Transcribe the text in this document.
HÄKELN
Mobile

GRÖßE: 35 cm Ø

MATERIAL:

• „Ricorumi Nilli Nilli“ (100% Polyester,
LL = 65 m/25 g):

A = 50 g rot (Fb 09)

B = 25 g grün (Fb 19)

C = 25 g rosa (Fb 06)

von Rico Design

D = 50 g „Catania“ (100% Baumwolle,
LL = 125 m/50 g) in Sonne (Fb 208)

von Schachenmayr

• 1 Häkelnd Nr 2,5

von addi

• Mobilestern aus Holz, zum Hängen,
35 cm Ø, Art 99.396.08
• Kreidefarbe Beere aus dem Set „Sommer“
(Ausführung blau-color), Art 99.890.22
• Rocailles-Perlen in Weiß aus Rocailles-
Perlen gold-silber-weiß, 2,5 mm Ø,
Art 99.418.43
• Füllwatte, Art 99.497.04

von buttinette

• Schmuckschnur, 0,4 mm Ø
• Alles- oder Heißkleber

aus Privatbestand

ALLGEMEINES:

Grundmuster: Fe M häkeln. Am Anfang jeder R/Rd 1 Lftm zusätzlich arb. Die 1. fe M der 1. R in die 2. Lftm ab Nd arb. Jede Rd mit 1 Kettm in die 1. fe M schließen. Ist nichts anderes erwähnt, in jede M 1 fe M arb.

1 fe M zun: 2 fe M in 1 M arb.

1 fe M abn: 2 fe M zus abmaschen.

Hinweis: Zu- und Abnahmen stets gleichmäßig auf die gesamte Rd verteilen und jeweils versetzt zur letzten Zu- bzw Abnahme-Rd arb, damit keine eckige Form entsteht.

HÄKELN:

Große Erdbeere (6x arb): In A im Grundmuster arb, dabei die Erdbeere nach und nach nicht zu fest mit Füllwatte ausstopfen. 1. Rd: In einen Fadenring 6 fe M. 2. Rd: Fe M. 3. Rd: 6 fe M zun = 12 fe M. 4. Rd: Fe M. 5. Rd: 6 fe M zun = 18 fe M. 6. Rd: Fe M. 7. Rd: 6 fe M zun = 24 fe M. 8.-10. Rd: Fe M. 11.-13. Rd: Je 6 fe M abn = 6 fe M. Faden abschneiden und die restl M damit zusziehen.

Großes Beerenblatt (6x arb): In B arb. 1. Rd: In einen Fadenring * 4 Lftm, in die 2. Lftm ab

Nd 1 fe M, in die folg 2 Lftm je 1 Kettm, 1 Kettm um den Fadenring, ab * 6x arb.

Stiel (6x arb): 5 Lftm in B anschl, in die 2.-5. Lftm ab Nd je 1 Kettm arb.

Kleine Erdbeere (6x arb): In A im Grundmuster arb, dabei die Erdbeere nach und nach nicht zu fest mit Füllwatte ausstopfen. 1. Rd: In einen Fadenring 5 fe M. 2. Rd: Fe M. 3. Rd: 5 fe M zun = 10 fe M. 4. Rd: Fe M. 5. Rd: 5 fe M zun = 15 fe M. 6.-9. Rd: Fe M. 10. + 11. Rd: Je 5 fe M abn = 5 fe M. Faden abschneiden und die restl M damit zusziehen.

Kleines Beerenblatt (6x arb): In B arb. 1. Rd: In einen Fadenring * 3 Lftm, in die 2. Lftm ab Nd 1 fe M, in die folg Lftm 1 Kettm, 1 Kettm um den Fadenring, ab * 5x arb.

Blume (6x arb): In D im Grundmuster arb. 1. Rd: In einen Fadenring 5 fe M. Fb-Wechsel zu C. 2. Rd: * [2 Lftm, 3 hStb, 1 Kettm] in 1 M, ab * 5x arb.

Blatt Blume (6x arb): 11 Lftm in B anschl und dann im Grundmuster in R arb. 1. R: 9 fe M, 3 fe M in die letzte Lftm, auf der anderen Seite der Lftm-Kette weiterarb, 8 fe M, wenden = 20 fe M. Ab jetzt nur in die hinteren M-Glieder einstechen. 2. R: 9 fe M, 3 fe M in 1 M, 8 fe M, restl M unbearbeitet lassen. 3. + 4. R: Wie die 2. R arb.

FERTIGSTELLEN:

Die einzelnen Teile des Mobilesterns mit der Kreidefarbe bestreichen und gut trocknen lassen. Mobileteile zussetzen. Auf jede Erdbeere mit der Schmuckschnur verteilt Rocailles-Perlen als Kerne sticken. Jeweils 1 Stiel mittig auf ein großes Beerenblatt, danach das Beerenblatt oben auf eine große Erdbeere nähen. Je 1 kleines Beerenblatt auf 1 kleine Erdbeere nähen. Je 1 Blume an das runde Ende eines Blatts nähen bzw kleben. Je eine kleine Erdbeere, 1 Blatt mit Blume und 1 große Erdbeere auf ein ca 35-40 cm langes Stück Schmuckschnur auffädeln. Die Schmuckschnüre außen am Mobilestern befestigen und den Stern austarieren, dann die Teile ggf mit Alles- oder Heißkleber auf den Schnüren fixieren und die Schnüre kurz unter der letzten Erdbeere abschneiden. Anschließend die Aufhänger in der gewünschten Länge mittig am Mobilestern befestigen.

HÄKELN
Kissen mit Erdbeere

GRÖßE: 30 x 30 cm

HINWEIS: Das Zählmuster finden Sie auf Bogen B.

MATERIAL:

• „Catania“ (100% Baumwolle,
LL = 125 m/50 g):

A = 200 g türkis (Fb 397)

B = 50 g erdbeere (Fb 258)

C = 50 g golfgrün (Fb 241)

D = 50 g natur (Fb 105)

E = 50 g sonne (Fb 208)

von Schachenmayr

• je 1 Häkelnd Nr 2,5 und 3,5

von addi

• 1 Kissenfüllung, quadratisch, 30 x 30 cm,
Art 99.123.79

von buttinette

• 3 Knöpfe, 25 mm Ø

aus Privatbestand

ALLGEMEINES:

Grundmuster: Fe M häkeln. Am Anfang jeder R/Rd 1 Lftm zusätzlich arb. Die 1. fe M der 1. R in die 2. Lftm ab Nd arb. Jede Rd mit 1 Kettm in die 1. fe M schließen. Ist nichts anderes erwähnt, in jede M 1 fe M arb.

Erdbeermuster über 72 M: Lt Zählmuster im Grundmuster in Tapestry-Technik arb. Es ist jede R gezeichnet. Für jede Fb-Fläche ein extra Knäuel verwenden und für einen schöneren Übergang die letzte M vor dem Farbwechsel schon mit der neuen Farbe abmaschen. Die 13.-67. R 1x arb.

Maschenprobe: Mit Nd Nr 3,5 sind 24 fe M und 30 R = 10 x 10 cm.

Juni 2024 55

- - -

→ Task objective: Output all of the material exactly as written.

→ The completed task:
Transcribe the text in this document.
HÄKELN
Mobile

GRÖßE: 35 cm Ø

MATERIAL:

• „Ricorumi Nilli Nilli“ (100% Polyester,
LL = 65 m/25 g):

A = 50 g rot (Fb 09)

B = 25 g grün (Fb 19)

C = 25 g rosa (Fb 06)

von Rico Design

D = 50 g „Catania“ (100% Baumwolle,
LL = 125 m/50 g) in Sonne (Fb 208)

von Schachenmayr

• 1 Häkelnd Nr 2,5

von addi

• Mobilestern aus Holz, zum Hängen,
35 cm Ø, Art 99.396.08
• Kreidefarbe Beere aus dem Set „Sommer“
(Ausführung blau-color), Art 99.890.22
• Rocailles-Perlen in Weiß aus Rocailles-
Perlen gold-silber-weiß, 2,5 mm Ø,
Art 99.418.43
• Füllwatte, Art 99.497.04

von buttinette

• Schmuckschnur, 0,4 mm Ø
• Alles- oder Heißkleber

aus Privatbestand

ALLGEMEINES:

Grundmuster: Fe M häkeln. Am Anfang jeder R/Rd 1 Lftm zusätzlich arb. Die 1. fe M der 1. R in die 2. Lftm ab Nd arb. Jede Rd mit 1 Kettm in die 1. fe M schließen. Ist nichts anderes erwähnt, in jede M 1 fe M arb.

1 fe M zun: 2 fe M in 1 M arb.

1 fe M abn: 2 fe M zus abmaschen.

Hinweis: Zu- und Abnahmen stets gleichmäßig auf die gesamte Rd verteilen und jeweils versetzt zur letzten Zu- bzw Abnahme-Rd arb, damit keine eckige Form entsteht.

HÄKELN:

Große Erdbeere (6x arb): In A im Grundmuster arb, dabei die Erdbeere nach und nach nicht zu fest mit Füllwatte ausstopfen. 1. Rd: In einen Fadenring 6 fe M. 2. Rd: Fe M. 3. Rd: 6 fe M zun = 12 fe M. 4. Rd: Fe M. 5. Rd: 6 fe M zun = 18 fe M. 6. Rd: Fe M. 7. Rd: 6 fe M zun = 24 fe M. 8.-10. Rd: Fe M. 11.-13. Rd: Je 6 fe M abn = 6 fe M. Faden abschneiden und die restl M damit zusziehen.

Großes Beerenblatt (6x arb): In B arb. 1. Rd: In einen Fadenring * 4 Lftm, in die 2. Lftm ab

Nd 1 fe M, in die folg 2 Lftm je 1 Kettm, 1 Kettm um den Fadenring, ab * 6x arb.

Stiel (6x arb): 5 Lftm in B anschl, in die 2.-5. Lftm ab Nd je 1 Kettm arb.

Kleine Erdbeere (6x arb): In A im Grundmuster arb, dabei die Erdbeere nach und nach nicht zu fest mit Füllwatte ausstopfen. 1. Rd: In einen Fadenring 5 fe M. 2. Rd: Fe M. 3. Rd: 5 fe M zun = 10 fe M. 4. Rd: Fe M. 5. Rd: 5 fe M zun = 15 fe M. 6.-9. Rd: Fe M. 10. + 11. Rd: Je 5 fe M abn = 5 fe M. Faden abschneiden und die restl M damit zusziehen.

Kleines Beerenblatt (6x arb): In B arb. 1. Rd: In einen Fadenring * 3 Lftm, in die 2. Lftm ab Nd 1 fe M, in die folg Lftm 1 Kettm, 1 Kettm um den Fadenring, ab * 5x arb.

Blume (6x arb): In D im Grundmuster arb. 1. Rd: In einen Fadenring 5 fe M. Fb-Wechsel zu C. 2. Rd: * [2 Lftm, 3 hStb, 1 Kettm] in 1 M, ab * 5x arb.

Blatt Blume (6x arb): 11 Lftm in B anschl und dann im Grundmuster in R arb. 1. R: 9 fe M, 3 fe M in die letzte Lftm, auf der anderen Seite der Lftm-Kette weiterarb, 8 fe M, wenden = 20 fe M. Ab jetzt nur in die hinteren M-Glieder einstechen. 2. R: 9 fe M, 3 fe M in 1 M, 8 fe M, restl M unbearbeitet lassen. 3. + 4. R: Wie die 2. R arb.

FERTIGSTELLEN:

Die einzelnen Teile des Mobilesterns mit der Kreidefarbe bestreichen und gut trocknen lassen. Mobileteile zussetzen. Auf jede Erdbeere mit der Schmuckschnur verteilt Rocailles-Perlen als Kerne sticken. Jeweils 1 Stiel mittig auf ein großes Beerenblatt, danach das Beerenblatt oben auf eine große Erdbeere nähen. Je 1 kleines Beerenblatt auf 1 kleine Erdbeere nähen. Je 1 Blume an das runde Ende eines Blatts nähen bzw kleben. Je eine kleine Erdbeere, 1 Blatt mit Blume und 1 große Erdbeere auf ein ca 35-40 cm langes Stück Schmuckschnur auffädeln. Die Schmuckschnüre außen am Mobilestern befestigen und den Stern austarieren, dann die Teile ggf mit Alles- oder Heißkleber auf den Schnüren fixieren und die Schnüre kurz unter der letzten Erdbeere abschneiden. Anschließend die Aufhänger in der gewünschten Länge mittig am Mobilestern befestigen.

HÄKELN
Kissen mit Erdbeere

GRÖßE: 30 x 30 cm

HINWEIS: Das Zählmuster finden Sie auf Bogen B.

MATERIAL:

• „Catania“ (100% Baumwolle,
LL = 125 m/50 g):

A = 200 g türkis (Fb 397)

B = 50 g erdbeere (Fb 258)

C = 50 g golfgrün (Fb 241)

D = 50 g natur (Fb 105)

E = 50 g sonne (Fb 208)

von Schachenmayr

• je 1 Häkelnd Nr 2,5 und 3,5

von addi

• 1 Kissenfüllung, quadratisch, 30 x 30 cm,
Art 99.123.79

von buttinette

• 3 Knöpfe, 25 mm Ø

aus Privatbestand

ALLGEMEINES:

Grundmuster: Fe M häkeln. Am Anfang jeder R/Rd 1 Lftm zusätzlich arb. Die 1. fe M der 1. R in die 2. Lftm ab Nd arb. Jede Rd mit 1 Kettm in die 1. fe M schließen. Ist nichts anderes erwähnt, in jede M 1 fe M arb.

Erdbeermuster über 72 M: Lt Zählmuster im Grundmuster in Tapestry-Technik arb. Es ist jede R gezeichnet. Für jede Fb-Fläche ein extra Knäuel verwenden und für einen schöneren Übergang die letzte M vor dem Farbwechsel schon mit der neuen Farbe abmaschen. Die 13.-67. R 1x arb.

Maschenprobe: Mit Nd Nr 3,5 sind 24 fe M und 30 R = 10 x 10 cm.

Juni 2024 55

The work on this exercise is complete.